## [Exercise description]
In the records, rewrite the lines between the one holding "238, 598, 275]" and the one holding "194, 348, 376]", inclusive, putting "callout bubble" wherever "speech bubble" occurs and leaving everything else unchanged. Return only those lines.
━━━━━━━━━━━━━━━━━━━━━━━━━━━━━━
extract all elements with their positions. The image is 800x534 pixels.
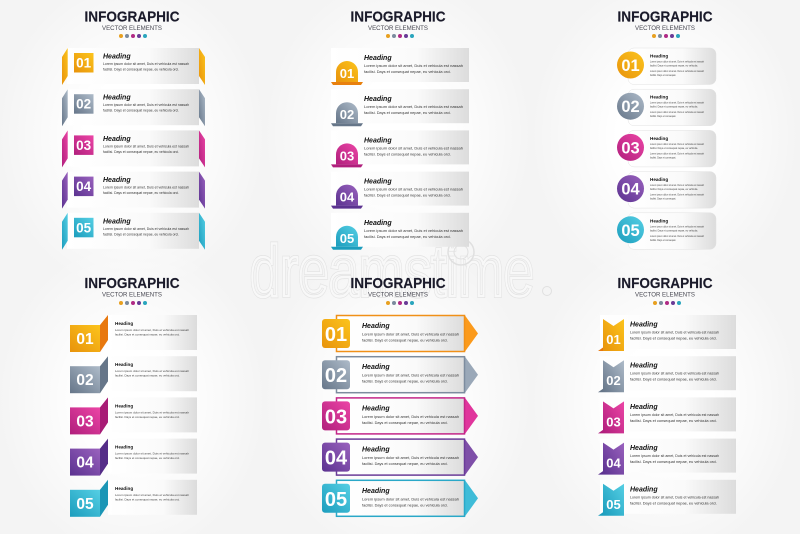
row 01: Lorem ipsum dolor sit amet. Duis et vehicula est nassah xyxy=(650,60,704,64)
row 02: facilisi. Days et consequat nepae, eu vehicula orci. xyxy=(362,380,448,384)
row 04: Lorem ipsum dolor sit amet. Duis et vehicula est nassah xyxy=(650,183,704,187)
row 02 xyxy=(598,356,736,392)
title: VECTOR ELEMENTS xyxy=(368,292,429,298)
row 04: 04 xyxy=(621,181,640,199)
row 03: 03 xyxy=(621,139,640,157)
row 03: Lorem ipsum dolor sit amet, Duis et vehicula est nassah xyxy=(364,146,463,150)
row 01: 01 xyxy=(76,56,92,70)
row 01 xyxy=(331,48,469,85)
row 02: 02 xyxy=(76,372,94,389)
row 02: Lorem ipsum dolor sit amet, Duis et vehicula est nassah xyxy=(115,369,189,373)
row 02 xyxy=(617,89,716,126)
row 03: Lorem ipsum dolor sit amet, Duis et vehicula est nassah xyxy=(630,413,719,417)
row 05: facilisi. Days et consequat nepae, eu vehicula. xyxy=(650,228,698,232)
row 04: Heading xyxy=(115,445,133,450)
row 02: Lorem ipsum dolor sit amet, Duis et vehicula est nassah xyxy=(364,105,463,109)
row 03: facilisi. Days et consequat nepae, eu vehicula orci. xyxy=(362,421,448,425)
row 01: facilisi. Days et consequat nepae, eu vehicula orci. xyxy=(364,70,451,74)
row 01 xyxy=(598,315,736,351)
row 05: Lorem ipsum dolor sit amet, Duis et vehicula est nassah xyxy=(364,229,463,233)
row 05: Lorem ipsum dolor sit amet, Duis et vehicula est nassah xyxy=(103,227,189,231)
row 05: 05 xyxy=(606,497,621,512)
row 02: 02 xyxy=(340,107,354,122)
row 03: Lorem ipsum dolor sit amet. Duis et vehicula est nassah xyxy=(650,151,704,155)
row 04 xyxy=(322,439,478,475)
row 04 xyxy=(62,172,205,209)
row 01: Heading xyxy=(364,55,392,62)
row 03: Heading xyxy=(650,136,668,141)
row 03: 03 xyxy=(325,406,347,428)
row 01: Lorem ipsum dolor sit amet. Duis et vehicula est nassah xyxy=(650,69,704,73)
row 02: Heading xyxy=(364,96,392,103)
row 04: Lorem ipsum dolor sit amet, Duis et vehicula est nassah xyxy=(364,188,463,192)
panel: bell badge list xyxy=(331,8,469,250)
row 03: facilisi. Days et consequat. xyxy=(650,155,676,159)
title: VECTOR ELEMENTS xyxy=(102,25,163,32)
row 02 xyxy=(70,356,197,393)
row 01: facilisi. Days et consequat nepae, eu vehicula orci. xyxy=(103,68,179,72)
row 02: Lorem ipsum dolor sit amet. Duis et vehicula est nassah xyxy=(650,101,704,105)
row 04 xyxy=(331,172,469,209)
row 02: Heading xyxy=(630,363,658,370)
row 05: Heading xyxy=(364,220,392,227)
row 04: facilisi. Days et consequat nepae, eu vehicula orci. xyxy=(630,460,717,464)
row 05: Lorem ipsum dolor sit amet. Duis et vehicula est nassah xyxy=(650,224,704,228)
row 03: 03 xyxy=(606,414,621,429)
row 02: facilisi. Days et consequat nepae, eu vehicula orci. xyxy=(364,111,451,115)
row 02: Heading xyxy=(362,364,390,371)
row 05: 05 xyxy=(325,489,347,511)
panel: ribbon-fold list xyxy=(62,8,205,250)
row 01: Heading xyxy=(650,54,668,58)
title xyxy=(618,8,713,38)
row 05: Lorem ipsum dolor sit amet. Duis et vehicula est nassah xyxy=(650,234,704,238)
row 02: 02 xyxy=(621,98,640,116)
title xyxy=(84,275,180,305)
row 02: Heading xyxy=(115,362,133,367)
title: INFOGRAPHIC xyxy=(618,275,713,292)
row 02 xyxy=(322,357,478,393)
row 01 xyxy=(617,48,716,84)
row 03: 03 xyxy=(76,413,94,430)
row 04: 04 xyxy=(325,448,348,470)
row 05 xyxy=(322,480,478,516)
row 01: facilisi. Days et consequat nepae, eu vehicula orci. xyxy=(362,338,448,342)
row 05: facilisi. Days et consequat nepae, eu vehicula orci. xyxy=(103,232,179,236)
row 04: facilisi. Days et consequat nepae, eu vehicula orci. xyxy=(362,462,448,466)
row 05 xyxy=(617,213,716,249)
title: INFOGRAPHIC xyxy=(84,8,180,26)
row 02: Lorem ipsum dolor sit amet, Duis et vehicula est nassah xyxy=(630,372,719,376)
row 03 xyxy=(598,397,736,433)
row 03: facilisi. Days et consequat nepae, eu vehicula orci. xyxy=(103,150,179,154)
row 05: Heading xyxy=(362,488,390,495)
row 01 xyxy=(70,315,197,352)
row 02: facilisi. Days et consequat nepae, eu vehicula orci. xyxy=(115,374,180,378)
row 01: 01 xyxy=(340,66,354,81)
row 05: Heading xyxy=(115,486,133,491)
row 02: Lorem ipsum dolor sit amet, Duis et vehicula est nassah xyxy=(103,103,189,107)
row 02: facilisi. Days et consequat nepae, eu vehicula. xyxy=(650,105,698,109)
row 05: facilisi. Days et consequat. xyxy=(650,238,676,242)
row 04: Heading xyxy=(362,447,390,454)
row 02: 02 xyxy=(606,373,621,388)
row 04: Lorem ipsum dolor sit amet, Duis et vehicula est nassah xyxy=(630,454,719,458)
row 04: 04 xyxy=(76,179,92,194)
row 01: facilisi. Days et consequat nepae, eu vehicula orci. xyxy=(630,336,717,340)
title xyxy=(350,8,446,38)
row 05: facilisi. Days et consequat nepae, eu vehicula orci. xyxy=(630,501,717,505)
title: VECTOR ELEMENTS xyxy=(102,292,163,298)
row 05: facilisi. Days et consequat nepae, eu vehicula orci. xyxy=(115,497,180,501)
row 02: 02 xyxy=(325,365,347,387)
title: INFOGRAPHIC xyxy=(618,8,713,26)
title: INFOGRAPHIC xyxy=(350,275,446,292)
watermark: dreamstime xyxy=(250,232,534,312)
row 01: Heading xyxy=(115,321,133,326)
title xyxy=(618,275,713,305)
row 04: Lorem ipsum dolor sit amet, Duis et vehicula est nassah xyxy=(103,186,189,190)
row 05: facilisi. Days et consequat nepae, eu vehicula orci. xyxy=(362,503,448,507)
row 04: 04 xyxy=(340,190,355,205)
row 01: facilisi. Days et consequat nepae, eu vehicula orci. xyxy=(115,332,180,336)
row 02: Heading xyxy=(650,95,668,100)
row 04: Lorem ipsum dolor sit amet, Duis et vehicula est nassah xyxy=(362,456,459,460)
row 03: Lorem ipsum dolor sit amet, Duis et vehicula est nassah xyxy=(115,410,189,414)
row 02: facilisi. Days et consequat nepae, eu vehicula orci. xyxy=(103,109,179,113)
row 05: 05 xyxy=(340,231,354,246)
row 04 xyxy=(598,439,736,475)
row 03: Heading xyxy=(630,404,658,411)
title xyxy=(350,275,446,305)
row 01: Lorem ipsum dolor sit amet, Duis et vehicula est nassah xyxy=(103,62,189,66)
row 02: Lorem ipsum dolor sit amet. Duis et vehicula est nassah xyxy=(650,110,704,114)
row 01: Lorem ipsum dolor sit amet, Duis et vehicula est nassah xyxy=(630,330,719,334)
row 03: 03 xyxy=(340,148,354,163)
row 05: facilisi. Days et consequat nepae, eu vehicula orci. xyxy=(364,235,451,239)
row 05: Lorem ipsum dolor sit amet, Duis et vehicula est nassah xyxy=(630,495,719,499)
row 05 xyxy=(70,480,197,517)
row 04: 04 xyxy=(76,455,94,472)
row 03: facilisi. Days et consequat nepae, eu vehicula orci. xyxy=(115,415,180,419)
row 03: Heading xyxy=(115,403,133,408)
title: VECTOR ELEMENTS xyxy=(635,292,696,298)
row 01 xyxy=(322,316,478,352)
row 04: Heading xyxy=(103,177,131,184)
panel: circle badge list xyxy=(617,8,716,249)
row 02 xyxy=(331,89,469,126)
row 01: facilisi. Days et consequat nepae, eu vehicula. xyxy=(650,64,698,68)
row 03 xyxy=(62,130,205,167)
row 03: Heading xyxy=(103,136,131,143)
row 04: facilisi. Days et consequat nepae, eu vehicula orci. xyxy=(115,456,180,460)
row 05: Heading xyxy=(650,218,668,223)
row 04: facilisi. Days et consequat nepae, eu vehicula orci. xyxy=(364,194,451,198)
row 05: 05 xyxy=(76,220,92,235)
row 05: Lorem ipsum dolor sit amet, Duis et vehicula est nassah xyxy=(362,497,459,501)
row 01: Heading xyxy=(362,323,390,330)
panel: arrow list xyxy=(322,275,478,516)
row 01: Lorem ipsum dolor sit amet, Duis et vehicula est nassah xyxy=(115,328,189,332)
row 03 xyxy=(322,398,478,434)
row 02: Lorem ipsum dolor sit amet, Duis et vehicula est nassah xyxy=(362,374,459,378)
row 01: 01 xyxy=(76,331,94,348)
row 01: Heading xyxy=(630,322,658,328)
row 03: Heading xyxy=(364,137,392,144)
row 01: 01 xyxy=(621,57,640,75)
row 04: facilisi. Days et consequat nepae, eu vehicula. xyxy=(650,187,698,191)
title: VECTOR ELEMENTS xyxy=(635,25,696,32)
row 05 xyxy=(62,213,205,250)
panel: notched ribbon list xyxy=(598,275,736,516)
row 05: Heading xyxy=(630,486,658,493)
row 05: 05 xyxy=(621,222,640,240)
row 03: Lorem ipsum dolor sit amet, Duis et vehicula est nassah xyxy=(362,415,459,419)
row 04: 04 xyxy=(606,456,621,471)
row 01: facilisi. Days et consequat. xyxy=(650,73,676,77)
row 03 xyxy=(331,130,469,167)
row 01: 01 xyxy=(325,324,347,346)
title xyxy=(84,8,180,38)
row 02: 02 xyxy=(76,97,91,112)
row 02 xyxy=(62,89,205,126)
row 04 xyxy=(617,172,716,208)
row 01: Lorem ipsum dolor sit amet, Duis et vehicula est nassah xyxy=(364,64,463,68)
row 05 xyxy=(598,480,736,516)
row 02: facilisi. Days et consequat nepae, eu vehicula orci. xyxy=(630,378,717,382)
row 03: Heading xyxy=(362,405,390,412)
row 02: Heading xyxy=(103,95,131,102)
panel: 3D box list xyxy=(70,275,197,517)
row 04: Heading xyxy=(650,177,668,182)
title: VECTOR ELEMENTS xyxy=(368,25,429,32)
row 04: Heading xyxy=(630,445,658,452)
row 01 xyxy=(62,48,205,85)
title: INFOGRAPHIC xyxy=(350,8,446,26)
row 03: Lorem ipsum dolor sit amet. Duis et vehicula est nassah xyxy=(650,142,704,146)
row 02: facilisi. Days et consequat. xyxy=(650,114,676,118)
row 04: facilisi. Days et consequat. xyxy=(650,197,676,201)
row 01: Heading xyxy=(103,54,131,60)
row 04 xyxy=(70,439,197,476)
row 05: Heading xyxy=(103,218,131,225)
row 04: Lorem ipsum dolor sit amet. Duis et vehicula est nassah xyxy=(650,193,704,197)
row 03: facilisi. Days et consequat nepae, eu vehicula. xyxy=(650,146,698,150)
row 03 xyxy=(70,397,197,434)
row 04: facilisi. Days et consequat nepae, eu vehicula orci. xyxy=(103,191,179,195)
watermark: dreamstime xyxy=(250,232,534,312)
row 03: facilisi. Days et consequat nepae, eu vehicula orci. xyxy=(630,419,717,423)
row 04: Lorem ipsum dolor sit amet, Duis et vehicula est nassah xyxy=(115,452,189,456)
row 01: Lorem ipsum dolor sit amet, Duis et vehicula est nassah xyxy=(362,332,459,336)
row 01: 01 xyxy=(606,332,621,347)
row 03: facilisi. Days et consequat nepae, eu vehicula orci. xyxy=(364,152,451,156)
row 05 xyxy=(331,213,469,250)
row 03: 03 xyxy=(76,138,92,153)
row 03: Lorem ipsum dolor sit amet, Duis et vehicula est nassah xyxy=(103,144,189,148)
row 03 xyxy=(617,130,716,167)
row 04: Heading xyxy=(364,179,392,186)
row 05: Lorem ipsum dolor sit amet, Duis et vehicula est nassah xyxy=(115,493,189,497)
row 05: 05 xyxy=(76,496,94,513)
title: INFOGRAPHIC xyxy=(84,275,180,292)
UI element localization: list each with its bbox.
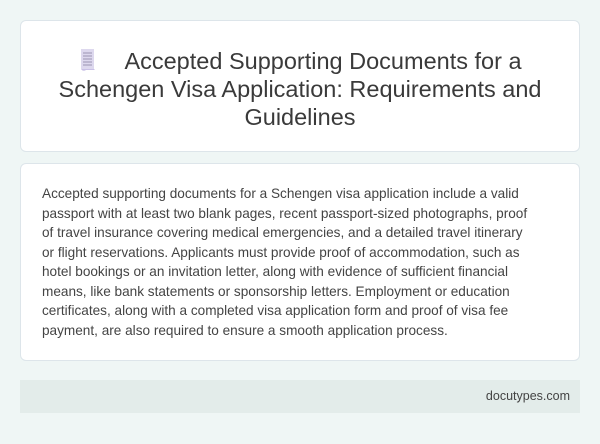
text block: Accepted supporting documents for a Schengen visa application include a valid bbox=[42, 186, 519, 201]
footer: docutypes.com bbox=[486, 389, 570, 403]
text block bbox=[42, 186, 528, 338]
text block: means, like bank statements or sponsorship letters. Employment or education bbox=[42, 284, 510, 298]
text block: or flight reservations. Applicants must provide proof of accommodation, such as bbox=[42, 244, 520, 260]
text block: hotel bookings or an invitation letter, along with evidence of sufficient financial bbox=[42, 264, 508, 279]
panel: header bbox=[20, 20, 580, 152]
text block: of travel insurance covering medical emergencies, and a detailed travel itinerary bbox=[42, 225, 523, 240]
text block: certificates, along with a completed visa application form and proof of visa fee bbox=[42, 303, 508, 318]
icon: document bbox=[81, 49, 95, 71]
title: Accepted Supporting Documents for a Schengen Visa Application: Requirements and Guidelines bbox=[59, 48, 541, 130]
text block: passport with at least two blank pages, recent passport-sized photographs, proof bbox=[42, 206, 527, 220]
panel: description bbox=[20, 163, 580, 361]
footer bbox=[20, 380, 580, 413]
text block: payment, are also required to ensure a smooth application process. bbox=[42, 322, 448, 338]
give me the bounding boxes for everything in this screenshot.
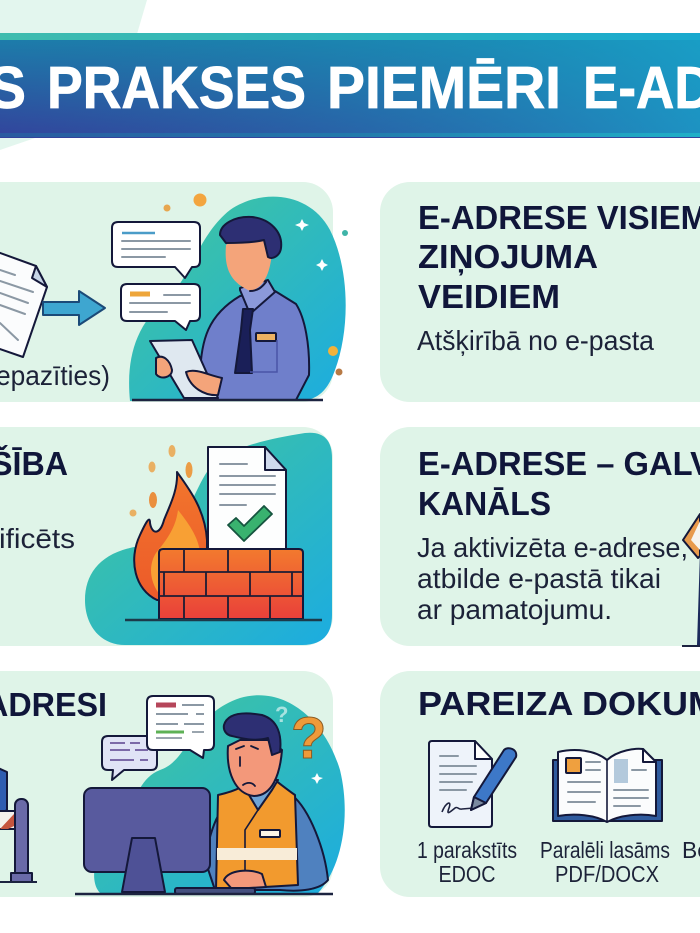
heading: ZIŅOJUMA	[418, 238, 598, 275]
figure: worker in safety vest	[205, 713, 328, 891]
heading: KANĀLS	[418, 485, 551, 522]
panel: correct documents	[380, 671, 700, 897]
body text: Atšķirībā no e-pasta	[417, 325, 654, 356]
icon: open book	[553, 749, 662, 822]
panel: reach the e-address	[0, 671, 345, 897]
speech bubble: small	[102, 736, 157, 780]
body text: ar pamatojumu.	[417, 594, 612, 625]
icon: question marks: ?	[291, 706, 326, 771]
heading	[418, 445, 700, 522]
icon: signed document with pen	[429, 741, 516, 827]
panel: review messages	[0, 182, 348, 402]
panel: firewall security	[0, 427, 333, 646]
icon: computer monitor	[84, 788, 255, 894]
decorative mint corner shape	[0, 0, 147, 34]
speech bubble: top	[112, 222, 200, 278]
body text: atbilde e-pastā tikai	[417, 563, 661, 594]
heading	[418, 199, 700, 315]
caption: readable PDF/DOCX	[540, 837, 670, 887]
heading: PAREIZA DOKUM	[418, 685, 700, 722]
icon: document	[0, 250, 47, 357]
speech bubble: bottom	[121, 284, 200, 330]
caption: signed EDOC: EDOC	[438, 861, 496, 887]
figure: office worker with tablet	[150, 217, 309, 400]
caption: signed EDOC	[417, 837, 517, 887]
illustration backdrop blob	[94, 695, 345, 893]
ground line	[125, 619, 322, 621]
caption: signed EDOC: 1 parakstīts	[417, 837, 517, 863]
icon: brick wall	[159, 549, 303, 619]
heading: VEIDIEM	[418, 278, 560, 315]
icon: question marks	[275, 702, 326, 784]
caption: readable PDF/DOCX: PDF/DOCX	[555, 861, 659, 887]
ground line	[132, 399, 323, 401]
panel: e-address for all message types	[380, 182, 700, 402]
figure: partial person	[682, 514, 700, 646]
title text: PIEMĒRI	[327, 55, 561, 121]
decorative mint strip under banner	[0, 138, 35, 150]
body text	[417, 532, 688, 625]
title banner	[0, 33, 700, 138]
icon: document with check	[208, 447, 286, 551]
decorative dots	[164, 194, 348, 376]
caption: readable PDF/DOCX: Paralēli lasāms	[540, 837, 670, 863]
title text	[0, 55, 700, 121]
panel: e-address as main channel	[380, 427, 700, 646]
illustration backdrop blob	[129, 197, 346, 401]
speech bubble: large	[147, 696, 214, 758]
ground line	[75, 893, 333, 895]
body text: Ja aktivizēta e-adrese,	[417, 532, 688, 563]
icon: flame	[130, 445, 207, 600]
title text: PRAKSES	[47, 55, 306, 121]
illustration backdrop blob	[85, 433, 332, 645]
icon: barrier post	[0, 768, 37, 882]
icon: question marks: ?	[275, 702, 288, 727]
arrow	[43, 291, 105, 325]
text fragment: ificēts	[0, 523, 75, 554]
━━━━━━━━━━━━━━━━━━━━━━━━━━━━━━
## [Solution for this task]
heading: ZIŅOJUMA	[418, 238, 598, 275]
figure: worker in safety vest	[205, 713, 328, 891]
heading: KANĀLS	[418, 485, 551, 522]
panel: correct documents	[380, 671, 700, 897]
body text: Atšķirībā no e-pasta	[417, 325, 654, 356]
icon: open book	[553, 749, 662, 822]
panel: reach the e-address	[0, 671, 345, 897]
callout bubble: small	[102, 736, 157, 780]
body text: ar pamatojumu.	[417, 594, 612, 625]
icon: question marks: ?	[291, 706, 326, 771]
heading	[418, 445, 700, 522]
icon: signed document with pen	[429, 741, 516, 827]
panel: review messages	[0, 182, 348, 402]
panel: firewall security	[0, 427, 333, 646]
icon: computer monitor	[84, 788, 255, 894]
decorative mint corner shape	[0, 0, 147, 34]
callout bubble: top	[112, 222, 200, 278]
body text: atbilde e-pastā tikai	[417, 563, 661, 594]
heading	[418, 199, 700, 315]
caption: readable PDF/DOCX	[540, 837, 670, 887]
heading: PAREIZA DOKUM	[418, 685, 700, 722]
icon: document	[0, 250, 47, 357]
callout bubble: bottom	[121, 284, 200, 330]
caption: signed EDOC: EDOC	[438, 861, 496, 887]
figure: office worker with tablet	[150, 217, 309, 400]
caption: signed EDOC	[417, 837, 517, 887]
illustration backdrop blob	[94, 695, 345, 893]
ground line	[125, 619, 322, 621]
caption: signed EDOC: 1 parakstīts	[417, 837, 517, 863]
icon: brick wall	[159, 549, 303, 619]
heading: VEIDIEM	[418, 278, 560, 315]
icon: question marks	[275, 702, 326, 784]
caption: readable PDF/DOCX: PDF/DOCX	[555, 861, 659, 887]
ground line	[132, 399, 323, 401]
panel: e-address for all message types	[380, 182, 700, 402]
figure: partial person	[682, 514, 700, 646]
title text: PIEMĒRI	[327, 55, 561, 121]
decorative mint strip under banner	[0, 138, 35, 150]
body text	[417, 532, 688, 625]
title banner	[0, 33, 700, 138]
icon: document with check	[208, 447, 286, 551]
decorative dots	[164, 194, 348, 376]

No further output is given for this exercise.